**WHAT YOU ARE ASKED TO DO:** Can you print every record below exactly as written?
** BEGIN RECORDS FOR THE EXERCISE **
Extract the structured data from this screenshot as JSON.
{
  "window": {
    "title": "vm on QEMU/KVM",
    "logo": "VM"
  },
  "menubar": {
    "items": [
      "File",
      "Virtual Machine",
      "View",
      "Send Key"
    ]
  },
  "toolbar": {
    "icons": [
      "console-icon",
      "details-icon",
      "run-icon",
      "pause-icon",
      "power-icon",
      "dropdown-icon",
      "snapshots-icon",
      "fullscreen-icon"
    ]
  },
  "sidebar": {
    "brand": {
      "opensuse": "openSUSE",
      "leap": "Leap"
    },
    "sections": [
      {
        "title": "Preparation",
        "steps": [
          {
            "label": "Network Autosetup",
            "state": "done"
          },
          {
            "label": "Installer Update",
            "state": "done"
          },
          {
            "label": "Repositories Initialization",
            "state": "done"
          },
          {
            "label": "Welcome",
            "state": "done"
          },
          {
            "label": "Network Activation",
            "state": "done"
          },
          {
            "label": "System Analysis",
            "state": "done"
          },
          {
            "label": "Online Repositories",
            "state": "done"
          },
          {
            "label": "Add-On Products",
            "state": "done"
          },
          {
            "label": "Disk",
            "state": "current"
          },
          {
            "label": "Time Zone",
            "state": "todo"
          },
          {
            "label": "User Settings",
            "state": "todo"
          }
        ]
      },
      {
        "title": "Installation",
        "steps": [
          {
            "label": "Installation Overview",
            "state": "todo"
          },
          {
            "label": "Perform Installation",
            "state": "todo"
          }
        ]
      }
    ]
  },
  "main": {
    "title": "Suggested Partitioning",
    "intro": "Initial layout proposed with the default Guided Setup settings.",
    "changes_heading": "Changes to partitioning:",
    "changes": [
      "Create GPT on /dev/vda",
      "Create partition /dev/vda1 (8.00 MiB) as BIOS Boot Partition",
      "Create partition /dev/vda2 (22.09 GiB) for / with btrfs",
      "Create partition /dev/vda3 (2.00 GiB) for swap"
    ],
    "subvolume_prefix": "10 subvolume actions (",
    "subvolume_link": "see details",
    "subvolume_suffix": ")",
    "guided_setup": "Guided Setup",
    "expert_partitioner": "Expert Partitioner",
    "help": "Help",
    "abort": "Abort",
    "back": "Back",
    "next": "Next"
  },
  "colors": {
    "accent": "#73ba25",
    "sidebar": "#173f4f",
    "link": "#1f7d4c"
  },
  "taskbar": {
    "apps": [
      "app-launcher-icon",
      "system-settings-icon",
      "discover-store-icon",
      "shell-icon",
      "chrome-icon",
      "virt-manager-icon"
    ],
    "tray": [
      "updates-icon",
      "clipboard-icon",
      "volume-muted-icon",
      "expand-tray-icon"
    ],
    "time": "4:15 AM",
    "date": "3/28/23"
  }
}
** END RECORDS FOR THE EXERCISE **
**EXERCISE RESPONSE:**
Extract the structured data from this screenshot as JSON.
{
  "window": {
    "title": "vm on QEMU/KVM",
    "logo": "VM"
  },
  "menubar": {
    "items": [
      "File",
      "Virtual Machine",
      "View",
      "Send Key"
    ]
  },
  "toolbar": {
    "icons": [
      "console-icon",
      "details-icon",
      "run-icon",
      "pause-icon",
      "power-icon",
      "dropdown-icon",
      "snapshots-icon",
      "fullscreen-icon"
    ]
  },
  "sidebar": {
    "brand": {
      "opensuse": "openSUSE",
      "leap": "Leap"
    },
    "sections": [
      {
        "title": "Preparation",
        "steps": [
          {
            "label": "Network Autosetup",
            "state": "done"
          },
          {
            "label": "Installer Update",
            "state": "done"
          },
          {
            "label": "Repositories Initialization",
            "state": "done"
          },
          {
            "label": "Welcome",
            "state": "done"
          },
          {
            "label": "Network Activation",
            "state": "done"
          },
          {
            "label": "System Analysis",
            "state": "done"
          },
          {
            "label": "Online Repositories",
            "state": "done"
          },
          {
            "label": "Add-On Products",
            "state": "done"
          },
          {
            "label": "Disk",
            "state": "current"
          },
          {
            "label": "Time Zone",
            "state": "todo"
          },
          {
            "label": "User Settings",
            "state": "todo"
          }
        ]
      },
      {
        "title": "Installation",
        "steps": [
          {
            "label": "Installation Overview",
            "state": "todo"
          },
          {
            "label": "Perform Installation",
            "state": "todo"
          }
        ]
      }
    ]
  },
  "main": {
    "title": "Suggested Partitioning",
    "intro": "Initial layout proposed with the default Guided Setup settings.",
    "changes_heading": "Changes to partitioning:",
    "changes": [
      "Create GPT on /dev/vda",
      "Create partition /dev/vda1 (8.00 MiB) as BIOS Boot Partition",
      "Create partition /dev/vda2 (22.09 GiB) for / with btrfs",
      "Create partition /dev/vda3 (2.00 GiB) for swap"
    ],
    "subvolume_prefix": "10 subvolume actions (",
    "subvolume_link": "see details",
    "subvolume_suffix": ")",
    "guided_setup": "Guided Setup",
    "expert_partitioner": "Expert Partitioner",
    "help": "Help",
    "abort": "Abort",
    "back": "Back",
    "next": "Next"
  },
  "colors": {
    "accent": "#73ba25",
    "sidebar": "#173f4f",
    "link": "#1f7d4c"
  },
  "taskbar": {
    "apps": [
      "app-launcher-icon",
      "system-settings-icon",
      "discover-store-icon",
      "shell-icon",
      "chrome-icon",
      "virt-manager-icon"
    ],
    "tray": [
      "updates-icon",
      "clipboard-icon",
      "volume-muted-icon",
      "expand-tray-icon"
    ],
    "time": "4:15 AM",
    "date": "3/28/23"
  }
}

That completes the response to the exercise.